-- DATASET ENTRIES --
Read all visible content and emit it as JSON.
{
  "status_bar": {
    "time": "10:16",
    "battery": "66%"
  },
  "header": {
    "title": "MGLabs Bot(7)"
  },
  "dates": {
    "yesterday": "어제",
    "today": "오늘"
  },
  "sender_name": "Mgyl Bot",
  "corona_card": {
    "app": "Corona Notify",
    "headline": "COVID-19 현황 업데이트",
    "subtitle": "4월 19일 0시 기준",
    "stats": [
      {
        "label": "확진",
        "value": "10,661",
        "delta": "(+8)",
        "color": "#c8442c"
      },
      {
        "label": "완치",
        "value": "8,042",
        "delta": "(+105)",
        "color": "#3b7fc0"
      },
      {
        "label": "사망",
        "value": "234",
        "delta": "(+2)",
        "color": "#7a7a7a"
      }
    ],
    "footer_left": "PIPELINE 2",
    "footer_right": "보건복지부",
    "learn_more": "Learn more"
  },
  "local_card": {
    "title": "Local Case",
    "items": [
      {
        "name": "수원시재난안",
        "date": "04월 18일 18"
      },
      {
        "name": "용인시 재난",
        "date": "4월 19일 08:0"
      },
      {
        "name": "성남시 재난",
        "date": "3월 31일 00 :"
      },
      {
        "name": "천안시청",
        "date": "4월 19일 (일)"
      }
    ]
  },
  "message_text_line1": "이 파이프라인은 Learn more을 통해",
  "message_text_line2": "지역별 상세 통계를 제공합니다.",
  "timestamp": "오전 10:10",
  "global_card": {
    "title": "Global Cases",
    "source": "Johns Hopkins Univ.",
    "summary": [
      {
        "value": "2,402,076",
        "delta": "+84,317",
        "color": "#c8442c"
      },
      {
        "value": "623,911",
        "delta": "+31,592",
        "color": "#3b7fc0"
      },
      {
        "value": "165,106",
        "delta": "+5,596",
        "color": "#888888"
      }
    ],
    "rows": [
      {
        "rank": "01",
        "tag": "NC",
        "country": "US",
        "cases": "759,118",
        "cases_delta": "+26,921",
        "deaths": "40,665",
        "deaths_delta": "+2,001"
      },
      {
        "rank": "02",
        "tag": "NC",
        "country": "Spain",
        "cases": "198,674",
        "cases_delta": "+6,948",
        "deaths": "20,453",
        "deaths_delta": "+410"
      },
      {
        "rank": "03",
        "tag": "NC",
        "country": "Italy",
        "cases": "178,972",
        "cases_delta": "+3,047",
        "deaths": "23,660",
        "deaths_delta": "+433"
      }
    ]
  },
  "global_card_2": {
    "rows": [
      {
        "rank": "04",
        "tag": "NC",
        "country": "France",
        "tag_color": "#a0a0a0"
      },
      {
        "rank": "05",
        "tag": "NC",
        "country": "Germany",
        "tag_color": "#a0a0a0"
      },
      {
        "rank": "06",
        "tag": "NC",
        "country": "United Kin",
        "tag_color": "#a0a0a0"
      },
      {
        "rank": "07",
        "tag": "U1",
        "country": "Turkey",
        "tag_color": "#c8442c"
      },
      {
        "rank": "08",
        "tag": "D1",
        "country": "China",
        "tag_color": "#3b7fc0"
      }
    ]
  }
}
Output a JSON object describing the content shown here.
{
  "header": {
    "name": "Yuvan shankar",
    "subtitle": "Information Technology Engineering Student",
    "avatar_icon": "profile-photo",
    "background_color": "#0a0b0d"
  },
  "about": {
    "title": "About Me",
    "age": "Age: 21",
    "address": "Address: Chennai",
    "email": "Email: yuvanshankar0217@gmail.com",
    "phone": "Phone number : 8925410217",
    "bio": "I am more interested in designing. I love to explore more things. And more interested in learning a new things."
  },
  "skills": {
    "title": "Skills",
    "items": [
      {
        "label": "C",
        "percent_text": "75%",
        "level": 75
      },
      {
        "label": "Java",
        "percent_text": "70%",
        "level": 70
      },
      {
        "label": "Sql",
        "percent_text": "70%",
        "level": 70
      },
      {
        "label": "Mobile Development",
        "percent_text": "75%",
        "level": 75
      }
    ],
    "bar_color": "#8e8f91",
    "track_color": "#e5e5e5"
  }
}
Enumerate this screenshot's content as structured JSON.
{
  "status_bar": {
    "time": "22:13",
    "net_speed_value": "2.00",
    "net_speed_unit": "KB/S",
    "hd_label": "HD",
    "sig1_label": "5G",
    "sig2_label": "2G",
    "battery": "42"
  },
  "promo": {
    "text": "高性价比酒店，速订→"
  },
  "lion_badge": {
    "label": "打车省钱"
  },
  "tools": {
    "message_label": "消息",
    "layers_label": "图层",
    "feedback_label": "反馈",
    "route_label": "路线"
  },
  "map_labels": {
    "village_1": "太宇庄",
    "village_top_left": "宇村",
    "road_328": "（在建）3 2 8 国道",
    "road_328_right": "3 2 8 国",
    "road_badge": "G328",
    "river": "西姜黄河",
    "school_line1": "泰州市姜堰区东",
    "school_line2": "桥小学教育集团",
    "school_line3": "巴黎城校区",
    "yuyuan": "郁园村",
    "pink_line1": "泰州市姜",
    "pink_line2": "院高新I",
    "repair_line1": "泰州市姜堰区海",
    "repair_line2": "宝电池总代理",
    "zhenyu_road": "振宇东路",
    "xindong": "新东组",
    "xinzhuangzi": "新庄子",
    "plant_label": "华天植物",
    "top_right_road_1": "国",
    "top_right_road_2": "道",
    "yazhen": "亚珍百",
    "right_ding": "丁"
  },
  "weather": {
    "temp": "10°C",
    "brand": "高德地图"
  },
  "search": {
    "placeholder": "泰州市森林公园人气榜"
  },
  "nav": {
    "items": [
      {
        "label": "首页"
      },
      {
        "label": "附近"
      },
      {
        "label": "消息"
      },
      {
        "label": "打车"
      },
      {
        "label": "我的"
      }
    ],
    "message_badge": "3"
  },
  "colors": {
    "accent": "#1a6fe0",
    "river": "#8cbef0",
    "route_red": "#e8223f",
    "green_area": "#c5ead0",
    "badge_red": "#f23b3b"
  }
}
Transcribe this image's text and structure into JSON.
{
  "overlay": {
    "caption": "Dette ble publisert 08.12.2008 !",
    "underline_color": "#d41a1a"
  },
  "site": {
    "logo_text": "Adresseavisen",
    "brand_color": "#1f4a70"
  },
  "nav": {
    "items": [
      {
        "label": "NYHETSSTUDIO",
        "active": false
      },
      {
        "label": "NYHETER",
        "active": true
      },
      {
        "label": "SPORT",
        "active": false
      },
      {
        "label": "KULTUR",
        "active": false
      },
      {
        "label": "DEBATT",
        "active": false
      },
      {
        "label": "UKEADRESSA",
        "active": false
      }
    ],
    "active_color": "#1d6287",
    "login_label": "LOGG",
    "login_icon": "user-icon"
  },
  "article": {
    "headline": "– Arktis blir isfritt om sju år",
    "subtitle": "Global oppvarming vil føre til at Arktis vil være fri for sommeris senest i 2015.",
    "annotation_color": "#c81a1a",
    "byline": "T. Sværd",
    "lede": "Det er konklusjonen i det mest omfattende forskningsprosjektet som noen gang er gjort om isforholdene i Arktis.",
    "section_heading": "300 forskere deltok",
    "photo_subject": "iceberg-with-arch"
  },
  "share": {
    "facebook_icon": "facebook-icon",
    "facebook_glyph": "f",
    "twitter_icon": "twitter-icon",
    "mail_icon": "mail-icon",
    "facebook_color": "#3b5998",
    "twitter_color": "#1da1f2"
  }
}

-- WHAT THIS TASK INVOLVES --
In the entries above, locate every line with the word "country" and copy it.

-- EXERCISE RESULT --
        "country": "US",
        "country": "Spain",
        "country": "Italy",
        "country": "France",
        "country": "Germany",
        "country": "United Kin",
        "country": "Turkey",
        "country": "China",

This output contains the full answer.